Stored data entries
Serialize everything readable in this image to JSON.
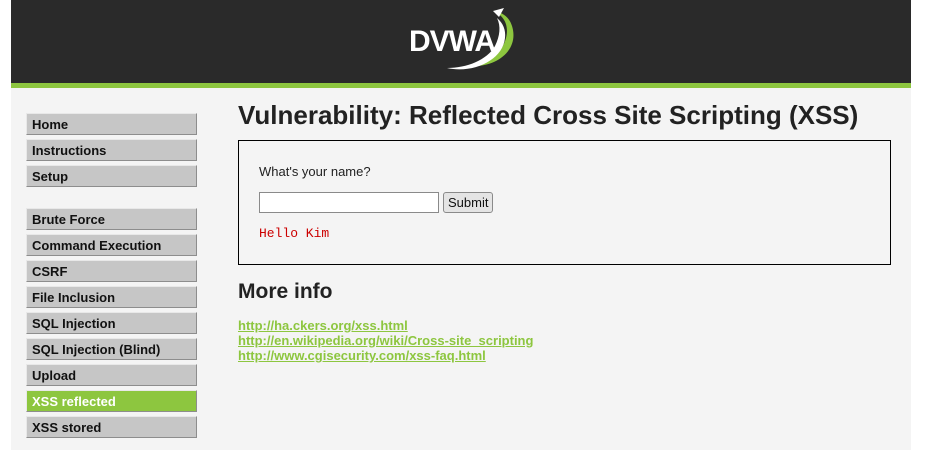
{
  "app": {
    "logo_text": "DVWA"
  },
  "colors": {
    "accent": "#8dc63f",
    "header_bg": "#2a2a2a",
    "page_bg": "#f4f4f4",
    "menu_bg": "#c6c6c6",
    "output_text": "#cc0000"
  },
  "sidebar": {
    "group1": [
      {
        "label": "Home"
      },
      {
        "label": "Instructions"
      },
      {
        "label": "Setup"
      }
    ],
    "group2": [
      {
        "label": "Brute Force"
      },
      {
        "label": "Command Execution"
      },
      {
        "label": "CSRF"
      },
      {
        "label": "File Inclusion"
      },
      {
        "label": "SQL Injection"
      },
      {
        "label": "SQL Injection (Blind)"
      },
      {
        "label": "Upload"
      },
      {
        "label": "XSS reflected",
        "selected": true
      },
      {
        "label": "XSS stored"
      }
    ]
  },
  "main": {
    "title": "Vulnerability: Reflected Cross Site Scripting (XSS)",
    "form": {
      "question": "What's your name?",
      "input_value": "",
      "input_placeholder": "",
      "submit_label": "Submit",
      "output": "Hello Kim"
    },
    "more_info": {
      "heading": "More info",
      "links": [
        "http://ha.ckers.org/xss.html",
        "http://en.wikipedia.org/wiki/Cross-site_scripting",
        "http://www.cgisecurity.com/xss-faq.html"
      ]
    }
  }
}
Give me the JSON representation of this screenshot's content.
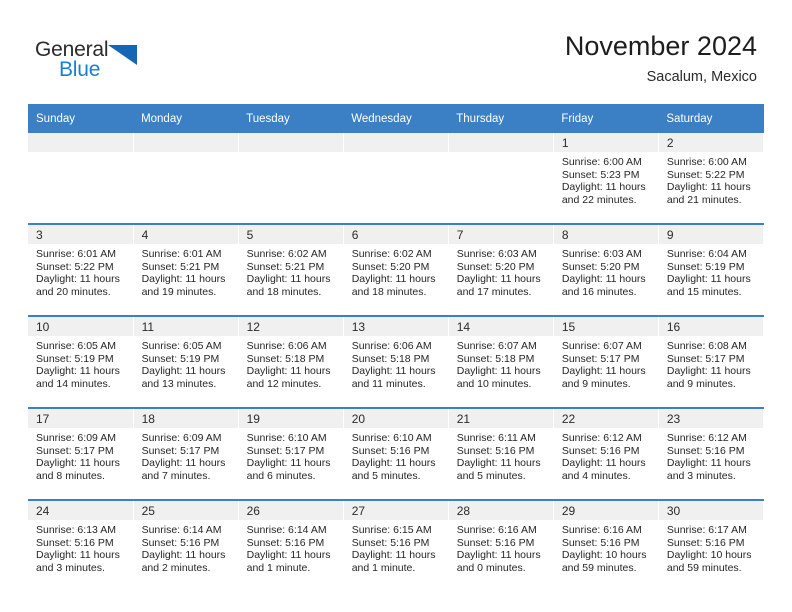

*EXERCISE GOAL*.
Copy all the entries word for word. Omit any pictures.

*SOLUTION TO THIS PROBLEM*.
Serialize everything readable in this image to JSON.
{
  "app": {
    "logo_text": "DVWA"
  },
  "colors": {
    "accent": "#8dc63f",
    "header_bg": "#2a2a2a",
    "page_bg": "#f4f4f4",
    "menu_bg": "#c6c6c6",
    "output_text": "#cc0000"
  },
  "sidebar": {
    "group1": [
      {
        "label": "Home"
      },
      {
        "label": "Instructions"
      },
      {
        "label": "Setup"
      }
    ],
    "group2": [
      {
        "label": "Brute Force"
      },
      {
        "label": "Command Execution"
      },
      {
        "label": "CSRF"
      },
      {
        "label": "File Inclusion"
      },
      {
        "label": "SQL Injection"
      },
      {
        "label": "SQL Injection (Blind)"
      },
      {
        "label": "Upload"
      },
      {
        "label": "XSS reflected",
        "selected": true
      },
      {
        "label": "XSS stored"
      }
    ]
  },
  "main": {
    "title": "Vulnerability: Reflected Cross Site Scripting (XSS)",
    "form": {
      "question": "What's your name?",
      "input_value": "",
      "input_placeholder": "",
      "submit_label": "Submit",
      "output": "Hello Kim"
    },
    "more_info": {
      "heading": "More info",
      "links": [
        "http://ha.ckers.org/xss.html",
        "http://en.wikipedia.org/wiki/Cross-site_scripting",
        "http://www.cgisecurity.com/xss-faq.html"
      ]
    }
  }
}
Give me the JSON representation of this screenshot's content.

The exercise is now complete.